Entries from a dataset
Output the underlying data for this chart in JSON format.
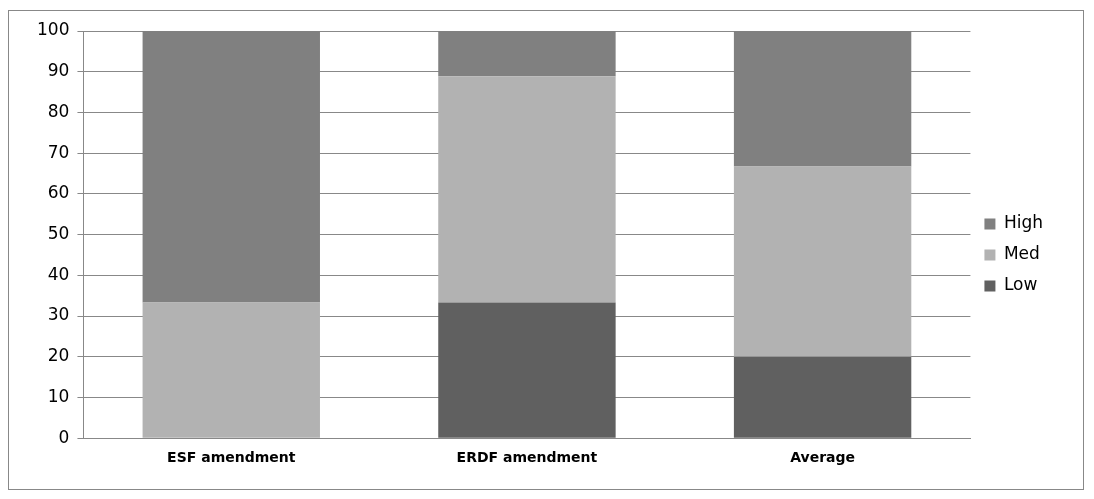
{
  "chart_data": {
    "type": "bar",
    "stacked": true,
    "categories": [
      "ESF amendment",
      "ERDF amendment",
      "Average"
    ],
    "series": [
      {
        "name": "Low",
        "color": "#606060",
        "values": [
          0,
          33.3,
          20
        ]
      },
      {
        "name": "Med",
        "color": "#b2b2b2",
        "values": [
          33.3,
          55.6,
          46.7
        ]
      },
      {
        "name": "High",
        "color": "#808080",
        "values": [
          66.7,
          11.1,
          33.3
        ]
      }
    ],
    "ylim": [
      0,
      100
    ],
    "yticks": [
      0,
      10,
      20,
      30,
      40,
      50,
      60,
      70,
      80,
      90,
      100
    ],
    "grid": "y",
    "legend": "right"
  }
}
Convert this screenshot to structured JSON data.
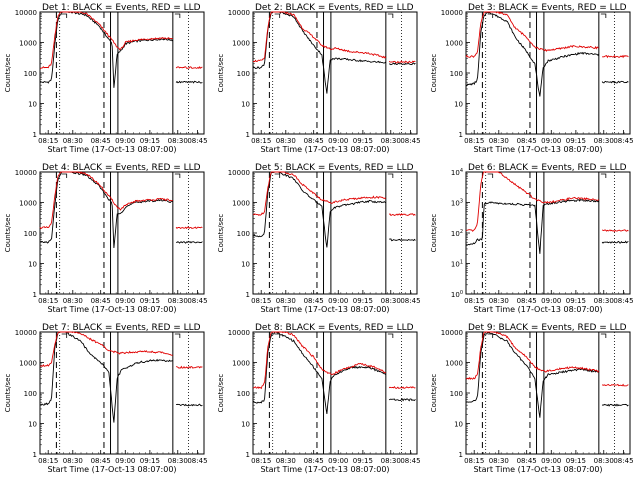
{
  "chart_data": [
    {
      "type": "line",
      "det": "1",
      "title": "Det 1: BLACK = Events, RED = LLD",
      "ylabel": "Counts/sec",
      "ylim": [
        1,
        10000
      ],
      "ylabel_style": "plain",
      "xlabel": "Start Time (17-Oct-13 08:07:00)",
      "red": [
        [
          0,
          150
        ],
        [
          0.05,
          150
        ],
        [
          0.07,
          200
        ],
        [
          0.09,
          1500
        ],
        [
          0.11,
          8000
        ],
        [
          0.14,
          12000
        ],
        [
          0.28,
          9000
        ],
        [
          0.36,
          4000
        ],
        [
          0.44,
          1200
        ],
        [
          0.47,
          700
        ],
        [
          0.49,
          600
        ],
        [
          0.5,
          650
        ],
        [
          0.52,
          1000
        ],
        [
          0.58,
          1200
        ],
        [
          0.65,
          1300
        ],
        [
          0.75,
          1400
        ],
        [
          0.82,
          1300
        ],
        [
          0.85,
          1100
        ]
      ],
      "black": [
        [
          0,
          50
        ],
        [
          0.05,
          50
        ],
        [
          0.07,
          60
        ],
        [
          0.09,
          800
        ],
        [
          0.11,
          6000
        ],
        [
          0.14,
          11000
        ],
        [
          0.28,
          8000
        ],
        [
          0.36,
          3500
        ],
        [
          0.44,
          900
        ],
        [
          0.45,
          30
        ],
        [
          0.47,
          400
        ],
        [
          0.5,
          600
        ],
        [
          0.52,
          900
        ],
        [
          0.58,
          1100
        ],
        [
          0.65,
          1200
        ],
        [
          0.75,
          1300
        ],
        [
          0.82,
          1200
        ],
        [
          0.85,
          1000
        ]
      ],
      "red_right": 150,
      "black_right": 50
    },
    {
      "type": "line",
      "det": "2",
      "title": "Det 2: BLACK = Events, RED = LLD",
      "ylabel": "Counts/sec",
      "ylim": [
        1,
        10000
      ],
      "ylabel_style": "plain",
      "xlabel": "Start Time (17-Oct-13 08:07:00)",
      "red": [
        [
          0,
          250
        ],
        [
          0.05,
          250
        ],
        [
          0.07,
          300
        ],
        [
          0.09,
          3000
        ],
        [
          0.11,
          10000
        ],
        [
          0.14,
          12000
        ],
        [
          0.25,
          8000
        ],
        [
          0.3,
          3000
        ],
        [
          0.37,
          1500
        ],
        [
          0.42,
          800
        ],
        [
          0.48,
          600
        ],
        [
          0.5,
          650
        ],
        [
          0.6,
          500
        ],
        [
          0.7,
          450
        ],
        [
          0.8,
          330
        ],
        [
          0.85,
          260
        ]
      ],
      "black": [
        [
          0,
          150
        ],
        [
          0.05,
          150
        ],
        [
          0.07,
          200
        ],
        [
          0.09,
          2500
        ],
        [
          0.11,
          9000
        ],
        [
          0.14,
          11000
        ],
        [
          0.25,
          7000
        ],
        [
          0.3,
          2500
        ],
        [
          0.37,
          800
        ],
        [
          0.42,
          400
        ],
        [
          0.45,
          20
        ],
        [
          0.47,
          280
        ],
        [
          0.5,
          300
        ],
        [
          0.6,
          270
        ],
        [
          0.7,
          240
        ],
        [
          0.8,
          220
        ],
        [
          0.85,
          200
        ]
      ],
      "red_right": 230,
      "black_right": 200
    },
    {
      "type": "line",
      "det": "3",
      "title": "Det 3: BLACK = Events, RED = LLD",
      "ylabel": "Counts/sec",
      "ylim": [
        1,
        10000
      ],
      "ylabel_style": "plain",
      "xlabel": "Start Time (17-Oct-13 08:07:00)",
      "red": [
        [
          0,
          350
        ],
        [
          0.05,
          350
        ],
        [
          0.07,
          500
        ],
        [
          0.09,
          4000
        ],
        [
          0.11,
          10000
        ],
        [
          0.14,
          12000
        ],
        [
          0.25,
          8000
        ],
        [
          0.3,
          3000
        ],
        [
          0.37,
          1500
        ],
        [
          0.42,
          700
        ],
        [
          0.48,
          550
        ],
        [
          0.55,
          600
        ],
        [
          0.65,
          750
        ],
        [
          0.75,
          700
        ],
        [
          0.85,
          650
        ]
      ],
      "black": [
        [
          0,
          40
        ],
        [
          0.05,
          45
        ],
        [
          0.07,
          60
        ],
        [
          0.09,
          2000
        ],
        [
          0.11,
          8000
        ],
        [
          0.14,
          10000
        ],
        [
          0.25,
          5000
        ],
        [
          0.3,
          1500
        ],
        [
          0.37,
          500
        ],
        [
          0.42,
          200
        ],
        [
          0.45,
          15
        ],
        [
          0.47,
          150
        ],
        [
          0.5,
          250
        ],
        [
          0.6,
          350
        ],
        [
          0.7,
          450
        ],
        [
          0.8,
          400
        ],
        [
          0.85,
          350
        ]
      ],
      "red_right": 350,
      "black_right": 50
    },
    {
      "type": "line",
      "det": "4",
      "title": "Det 4: BLACK = Events, RED = LLD",
      "ylabel": "Counts/sec",
      "ylim": [
        1,
        10000
      ],
      "ylabel_style": "plain",
      "xlabel": "Start Time (17-Oct-13 08:07:00)",
      "red": [
        [
          0,
          150
        ],
        [
          0.05,
          150
        ],
        [
          0.07,
          200
        ],
        [
          0.09,
          1500
        ],
        [
          0.11,
          8000
        ],
        [
          0.14,
          12000
        ],
        [
          0.28,
          9000
        ],
        [
          0.36,
          4000
        ],
        [
          0.44,
          1200
        ],
        [
          0.47,
          700
        ],
        [
          0.49,
          600
        ],
        [
          0.5,
          650
        ],
        [
          0.52,
          800
        ],
        [
          0.58,
          1100
        ],
        [
          0.65,
          1200
        ],
        [
          0.75,
          1300
        ],
        [
          0.82,
          1100
        ],
        [
          0.85,
          900
        ]
      ],
      "black": [
        [
          0,
          50
        ],
        [
          0.05,
          50
        ],
        [
          0.07,
          60
        ],
        [
          0.09,
          800
        ],
        [
          0.11,
          6000
        ],
        [
          0.14,
          11000
        ],
        [
          0.28,
          8000
        ],
        [
          0.36,
          3500
        ],
        [
          0.44,
          900
        ],
        [
          0.45,
          30
        ],
        [
          0.47,
          400
        ],
        [
          0.5,
          500
        ],
        [
          0.52,
          700
        ],
        [
          0.58,
          1000
        ],
        [
          0.65,
          1100
        ],
        [
          0.75,
          1200
        ],
        [
          0.82,
          1000
        ],
        [
          0.85,
          800
        ]
      ],
      "red_right": 150,
      "black_right": 50
    },
    {
      "type": "line",
      "det": "5",
      "title": "Det 5: BLACK = Events, RED = LLD",
      "ylabel": "Counts/sec",
      "ylim": [
        1,
        10000
      ],
      "ylabel_style": "plain",
      "xlabel": "Start Time (17-Oct-13 08:07:00)",
      "red": [
        [
          0,
          400
        ],
        [
          0.05,
          400
        ],
        [
          0.07,
          500
        ],
        [
          0.09,
          3000
        ],
        [
          0.11,
          10000
        ],
        [
          0.14,
          12000
        ],
        [
          0.25,
          8000
        ],
        [
          0.3,
          4000
        ],
        [
          0.37,
          2000
        ],
        [
          0.42,
          1200
        ],
        [
          0.48,
          1000
        ],
        [
          0.55,
          1200
        ],
        [
          0.65,
          1400
        ],
        [
          0.75,
          1500
        ],
        [
          0.85,
          1300
        ]
      ],
      "black": [
        [
          0,
          80
        ],
        [
          0.05,
          80
        ],
        [
          0.07,
          100
        ],
        [
          0.09,
          2000
        ],
        [
          0.11,
          9000
        ],
        [
          0.14,
          11000
        ],
        [
          0.25,
          6000
        ],
        [
          0.3,
          2500
        ],
        [
          0.37,
          1200
        ],
        [
          0.42,
          800
        ],
        [
          0.45,
          30
        ],
        [
          0.47,
          500
        ],
        [
          0.5,
          700
        ],
        [
          0.6,
          900
        ],
        [
          0.7,
          1100
        ],
        [
          0.8,
          1000
        ],
        [
          0.85,
          900
        ]
      ],
      "red_right": 400,
      "black_right": 60
    },
    {
      "type": "line",
      "det": "6",
      "title": "Det 6: BLACK = Events, RED = LLD",
      "ylabel": "Counts/sec",
      "ylim": [
        1,
        10000
      ],
      "ylabel_style": "power",
      "xlabel": "Start Time (17-Oct-13 08:07:00)",
      "red": [
        [
          0,
          120
        ],
        [
          0.05,
          120
        ],
        [
          0.07,
          200
        ],
        [
          0.09,
          4000
        ],
        [
          0.11,
          12000
        ],
        [
          0.14,
          14000
        ],
        [
          0.2,
          10000
        ],
        [
          0.27,
          5000
        ],
        [
          0.35,
          2500
        ],
        [
          0.42,
          1300
        ],
        [
          0.48,
          1000
        ],
        [
          0.55,
          1100
        ],
        [
          0.65,
          1400
        ],
        [
          0.75,
          1300
        ],
        [
          0.85,
          1100
        ]
      ],
      "black": [
        [
          0,
          40
        ],
        [
          0.05,
          45
        ],
        [
          0.07,
          60
        ],
        [
          0.1,
          60
        ],
        [
          0.11,
          900
        ],
        [
          0.14,
          1000
        ],
        [
          0.2,
          950
        ],
        [
          0.27,
          900
        ],
        [
          0.35,
          850
        ],
        [
          0.42,
          800
        ],
        [
          0.45,
          20
        ],
        [
          0.47,
          800
        ],
        [
          0.5,
          900
        ],
        [
          0.6,
          1100
        ],
        [
          0.7,
          1200
        ],
        [
          0.8,
          1100
        ],
        [
          0.85,
          1000
        ]
      ],
      "red_right": 120,
      "black_right": 50
    },
    {
      "type": "line",
      "det": "7",
      "title": "Det 7: BLACK = Events, RED = LLD",
      "ylabel": "Counts/sec",
      "ylim": [
        1,
        10000
      ],
      "ylabel_style": "plain",
      "xlabel": "Start Time (17-Oct-13 08:07:00)",
      "red": [
        [
          0,
          800
        ],
        [
          0.05,
          800
        ],
        [
          0.07,
          1000
        ],
        [
          0.09,
          4000
        ],
        [
          0.11,
          10000
        ],
        [
          0.14,
          12000
        ],
        [
          0.25,
          9000
        ],
        [
          0.3,
          6000
        ],
        [
          0.37,
          4000
        ],
        [
          0.42,
          2500
        ],
        [
          0.48,
          2000
        ],
        [
          0.55,
          2200
        ],
        [
          0.65,
          2300
        ],
        [
          0.75,
          2100
        ],
        [
          0.85,
          1600
        ]
      ],
      "black": [
        [
          0,
          40
        ],
        [
          0.05,
          45
        ],
        [
          0.07,
          60
        ],
        [
          0.09,
          3000
        ],
        [
          0.11,
          9000
        ],
        [
          0.14,
          11000
        ],
        [
          0.25,
          5000
        ],
        [
          0.3,
          2000
        ],
        [
          0.37,
          1000
        ],
        [
          0.42,
          500
        ],
        [
          0.45,
          10
        ],
        [
          0.47,
          300
        ],
        [
          0.5,
          600
        ],
        [
          0.6,
          1000
        ],
        [
          0.7,
          1200
        ],
        [
          0.8,
          1100
        ],
        [
          0.85,
          1000
        ]
      ],
      "red_right": 700,
      "black_right": 40
    },
    {
      "type": "line",
      "det": "8",
      "title": "Det 8: BLACK = Events, RED = LLD",
      "ylabel": "Counts/sec",
      "ylim": [
        1,
        10000
      ],
      "ylabel_style": "plain",
      "xlabel": "Start Time (17-Oct-13 08:07:00)",
      "red": [
        [
          0,
          150
        ],
        [
          0.05,
          150
        ],
        [
          0.07,
          200
        ],
        [
          0.09,
          3000
        ],
        [
          0.11,
          10000
        ],
        [
          0.14,
          12000
        ],
        [
          0.25,
          8000
        ],
        [
          0.3,
          3500
        ],
        [
          0.37,
          1500
        ],
        [
          0.42,
          600
        ],
        [
          0.48,
          400
        ],
        [
          0.55,
          600
        ],
        [
          0.65,
          900
        ],
        [
          0.75,
          700
        ],
        [
          0.85,
          350
        ]
      ],
      "black": [
        [
          0,
          50
        ],
        [
          0.05,
          50
        ],
        [
          0.07,
          60
        ],
        [
          0.09,
          2000
        ],
        [
          0.11,
          8000
        ],
        [
          0.14,
          10000
        ],
        [
          0.25,
          5000
        ],
        [
          0.3,
          2000
        ],
        [
          0.37,
          700
        ],
        [
          0.42,
          300
        ],
        [
          0.45,
          20
        ],
        [
          0.47,
          250
        ],
        [
          0.5,
          400
        ],
        [
          0.6,
          700
        ],
        [
          0.7,
          700
        ],
        [
          0.8,
          450
        ],
        [
          0.85,
          300
        ]
      ],
      "red_right": 150,
      "black_right": 60
    },
    {
      "type": "line",
      "det": "9",
      "title": "Det 9: BLACK = Events, RED = LLD",
      "ylabel": "Counts/sec",
      "ylim": [
        1,
        10000
      ],
      "ylabel_style": "plain",
      "xlabel": "Start Time (17-Oct-13 08:07:00)",
      "red": [
        [
          0,
          300
        ],
        [
          0.05,
          300
        ],
        [
          0.07,
          400
        ],
        [
          0.09,
          3000
        ],
        [
          0.11,
          10000
        ],
        [
          0.14,
          12000
        ],
        [
          0.25,
          7000
        ],
        [
          0.3,
          3000
        ],
        [
          0.37,
          1500
        ],
        [
          0.42,
          700
        ],
        [
          0.48,
          500
        ],
        [
          0.55,
          600
        ],
        [
          0.65,
          700
        ],
        [
          0.75,
          600
        ],
        [
          0.85,
          450
        ]
      ],
      "black": [
        [
          0,
          50
        ],
        [
          0.05,
          55
        ],
        [
          0.07,
          70
        ],
        [
          0.09,
          2000
        ],
        [
          0.11,
          8000
        ],
        [
          0.14,
          10000
        ],
        [
          0.25,
          5000
        ],
        [
          0.3,
          2000
        ],
        [
          0.37,
          800
        ],
        [
          0.42,
          300
        ],
        [
          0.45,
          15
        ],
        [
          0.47,
          250
        ],
        [
          0.5,
          400
        ],
        [
          0.6,
          500
        ],
        [
          0.7,
          600
        ],
        [
          0.8,
          500
        ],
        [
          0.85,
          400
        ]
      ],
      "red_right": 180,
      "black_right": 40
    }
  ],
  "xticks": [
    "08:15",
    "08:30",
    "08:45",
    "09:00",
    "09:15",
    "08:30",
    "08:45"
  ],
  "yticks_plain": [
    "1",
    "10",
    "100",
    "1000",
    "10000"
  ],
  "yticks_power": [
    "10^0",
    "10^1",
    "10^2",
    "10^3",
    "10^4"
  ]
}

▶ DIRECTIONS FOR THIS TASK:
Tally the lines in the entries above that hold the word "Events". Reply with nothing but that count.

▶ RESPONSE TO THE TASK:
9